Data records
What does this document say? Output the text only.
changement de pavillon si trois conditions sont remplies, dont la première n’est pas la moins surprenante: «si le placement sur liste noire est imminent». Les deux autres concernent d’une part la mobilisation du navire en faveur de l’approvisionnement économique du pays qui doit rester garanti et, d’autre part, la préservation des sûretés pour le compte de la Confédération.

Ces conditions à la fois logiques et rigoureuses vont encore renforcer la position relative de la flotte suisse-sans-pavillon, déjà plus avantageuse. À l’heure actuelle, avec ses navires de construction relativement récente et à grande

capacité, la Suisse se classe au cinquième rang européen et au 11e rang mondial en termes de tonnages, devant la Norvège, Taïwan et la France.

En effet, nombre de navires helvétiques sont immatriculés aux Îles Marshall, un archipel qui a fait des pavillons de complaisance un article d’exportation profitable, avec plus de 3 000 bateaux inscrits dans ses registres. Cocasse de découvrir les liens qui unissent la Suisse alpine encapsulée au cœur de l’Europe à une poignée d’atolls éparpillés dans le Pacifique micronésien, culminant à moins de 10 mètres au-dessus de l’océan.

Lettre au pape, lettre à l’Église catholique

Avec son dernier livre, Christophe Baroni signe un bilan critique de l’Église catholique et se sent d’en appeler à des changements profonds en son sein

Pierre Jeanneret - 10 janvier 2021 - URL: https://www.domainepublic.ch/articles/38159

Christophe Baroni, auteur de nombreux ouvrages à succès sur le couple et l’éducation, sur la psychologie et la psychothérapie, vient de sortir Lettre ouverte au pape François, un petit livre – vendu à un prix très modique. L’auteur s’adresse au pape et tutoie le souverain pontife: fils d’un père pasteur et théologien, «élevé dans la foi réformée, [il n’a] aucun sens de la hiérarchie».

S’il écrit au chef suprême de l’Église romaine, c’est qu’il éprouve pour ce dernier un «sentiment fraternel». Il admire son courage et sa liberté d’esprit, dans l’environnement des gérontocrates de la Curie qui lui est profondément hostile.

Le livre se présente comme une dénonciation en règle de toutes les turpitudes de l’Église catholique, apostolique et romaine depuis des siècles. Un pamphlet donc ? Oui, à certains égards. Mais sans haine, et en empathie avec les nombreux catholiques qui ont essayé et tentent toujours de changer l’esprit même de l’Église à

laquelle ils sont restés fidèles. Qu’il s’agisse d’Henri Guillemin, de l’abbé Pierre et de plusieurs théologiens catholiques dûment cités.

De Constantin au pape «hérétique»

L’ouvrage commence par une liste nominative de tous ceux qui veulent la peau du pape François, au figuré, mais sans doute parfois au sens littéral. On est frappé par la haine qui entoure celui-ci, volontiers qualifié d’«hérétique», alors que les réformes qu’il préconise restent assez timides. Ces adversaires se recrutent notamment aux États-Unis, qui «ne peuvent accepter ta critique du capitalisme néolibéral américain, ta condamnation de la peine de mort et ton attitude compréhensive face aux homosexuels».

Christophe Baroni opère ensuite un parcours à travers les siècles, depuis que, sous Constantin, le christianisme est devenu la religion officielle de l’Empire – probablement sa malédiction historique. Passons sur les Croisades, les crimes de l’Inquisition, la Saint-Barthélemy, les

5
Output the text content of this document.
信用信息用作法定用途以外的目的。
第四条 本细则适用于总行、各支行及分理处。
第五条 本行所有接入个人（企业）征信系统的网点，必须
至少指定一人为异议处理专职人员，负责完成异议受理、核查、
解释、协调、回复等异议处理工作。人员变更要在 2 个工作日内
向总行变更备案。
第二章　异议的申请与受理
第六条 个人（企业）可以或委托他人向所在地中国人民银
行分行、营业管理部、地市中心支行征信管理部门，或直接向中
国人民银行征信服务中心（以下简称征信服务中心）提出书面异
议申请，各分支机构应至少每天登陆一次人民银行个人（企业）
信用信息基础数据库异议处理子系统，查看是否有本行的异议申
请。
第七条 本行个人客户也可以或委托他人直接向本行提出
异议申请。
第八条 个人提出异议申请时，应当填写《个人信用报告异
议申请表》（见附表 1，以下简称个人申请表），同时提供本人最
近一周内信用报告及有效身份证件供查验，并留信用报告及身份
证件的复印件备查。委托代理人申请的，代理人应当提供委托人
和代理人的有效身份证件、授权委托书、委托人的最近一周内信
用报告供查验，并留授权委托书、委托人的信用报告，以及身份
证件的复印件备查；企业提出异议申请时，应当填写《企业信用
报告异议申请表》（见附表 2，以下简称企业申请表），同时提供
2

> **What you are asked to do**
Word for word, quote all of the data above.

> **Final result**
What does this document say? Output the text only.
changement de pavillon si trois conditions sont remplies, dont la première n’est pas la moins surprenante: «si le placement sur liste noire est imminent». Les deux autres concernent d’une part la mobilisation du navire en faveur de l’approvisionnement économique du pays qui doit rester garanti et, d’autre part, la préservation des sûretés pour le compte de la Confédération.

Ces conditions à la fois logiques et rigoureuses vont encore renforcer la position relative de la flotte suisse-sans-pavillon, déjà plus avantageuse. À l’heure actuelle, avec ses navires de construction relativement récente et à grande

capacité, la Suisse se classe au cinquième rang européen et au 11e rang mondial en termes de tonnages, devant la Norvège, Taïwan et la France.

En effet, nombre de navires helvétiques sont immatriculés aux Îles Marshall, un archipel qui a fait des pavillons de complaisance un article d’exportation profitable, avec plus de 3 000 bateaux inscrits dans ses registres. Cocasse de découvrir les liens qui unissent la Suisse alpine encapsulée au cœur de l’Europe à une poignée d’atolls éparpillés dans le Pacifique micronésien, culminant à moins de 10 mètres au-dessus de l’océan.

Lettre au pape, lettre à l’Église catholique

Avec son dernier livre, Christophe Baroni signe un bilan critique de l’Église catholique et se sent d’en appeler à des changements profonds en son sein

Pierre Jeanneret - 10 janvier 2021 - URL: https://www.domainepublic.ch/articles/38159

Christophe Baroni, auteur de nombreux ouvrages à succès sur le couple et l’éducation, sur la psychologie et la psychothérapie, vient de sortir Lettre ouverte au pape François, un petit livre – vendu à un prix très modique. L’auteur s’adresse au pape et tutoie le souverain pontife: fils d’un père pasteur et théologien, «élevé dans la foi réformée, [il n’a] aucun sens de la hiérarchie».

S’il écrit au chef suprême de l’Église romaine, c’est qu’il éprouve pour ce dernier un «sentiment fraternel». Il admire son courage et sa liberté d’esprit, dans l’environnement des gérontocrates de la Curie qui lui est profondément hostile.

Le livre se présente comme une dénonciation en règle de toutes les turpitudes de l’Église catholique, apostolique et romaine depuis des siècles. Un pamphlet donc ? Oui, à certains égards. Mais sans haine, et en empathie avec les nombreux catholiques qui ont essayé et tentent toujours de changer l’esprit même de l’Église à

laquelle ils sont restés fidèles. Qu’il s’agisse d’Henri Guillemin, de l’abbé Pierre et de plusieurs théologiens catholiques dûment cités.

De Constantin au pape «hérétique»

L’ouvrage commence par une liste nominative de tous ceux qui veulent la peau du pape François, au figuré, mais sans doute parfois au sens littéral. On est frappé par la haine qui entoure celui-ci, volontiers qualifié d’«hérétique», alors que les réformes qu’il préconise restent assez timides. Ces adversaires se recrutent notamment aux États-Unis, qui «ne peuvent accepter ta critique du capitalisme néolibéral américain, ta condamnation de la peine de mort et ton attitude compréhensive face aux homosexuels».

Christophe Baroni opère ensuite un parcours à travers les siècles, depuis que, sous Constantin, le christianisme est devenu la religion officielle de l’Empire – probablement sa malédiction historique. Passons sur les Croisades, les crimes de l’Inquisition, la Saint-Barthélemy, les

5
Output the text content of this document.
信用信息用作法定用途以外的目的。
第四条 本细则适用于总行、各支行及分理处。
第五条 本行所有接入个人（企业）征信系统的网点，必须
至少指定一人为异议处理专职人员，负责完成异议受理、核查、
解释、协调、回复等异议处理工作。人员变更要在 2 个工作日内
向总行变更备案。
第二章　异议的申请与受理
第六条 个人（企业）可以或委托他人向所在地中国人民银
行分行、营业管理部、地市中心支行征信管理部门，或直接向中
国人民银行征信服务中心（以下简称征信服务中心）提出书面异
议申请，各分支机构应至少每天登陆一次人民银行个人（企业）
信用信息基础数据库异议处理子系统，查看是否有本行的异议申
请。
第七条 本行个人客户也可以或委托他人直接向本行提出
异议申请。
第八条 个人提出异议申请时，应当填写《个人信用报告异
议申请表》（见附表 1，以下简称个人申请表），同时提供本人最
近一周内信用报告及有效身份证件供查验，并留信用报告及身份
证件的复印件备查。委托代理人申请的，代理人应当提供委托人
和代理人的有效身份证件、授权委托书、委托人的最近一周内信
用报告供查验，并留授权委托书、委托人的信用报告，以及身份
证件的复印件备查；企业提出异议申请时，应当填写《企业信用
报告异议申请表》（见附表 2，以下简称企业申请表），同时提供
2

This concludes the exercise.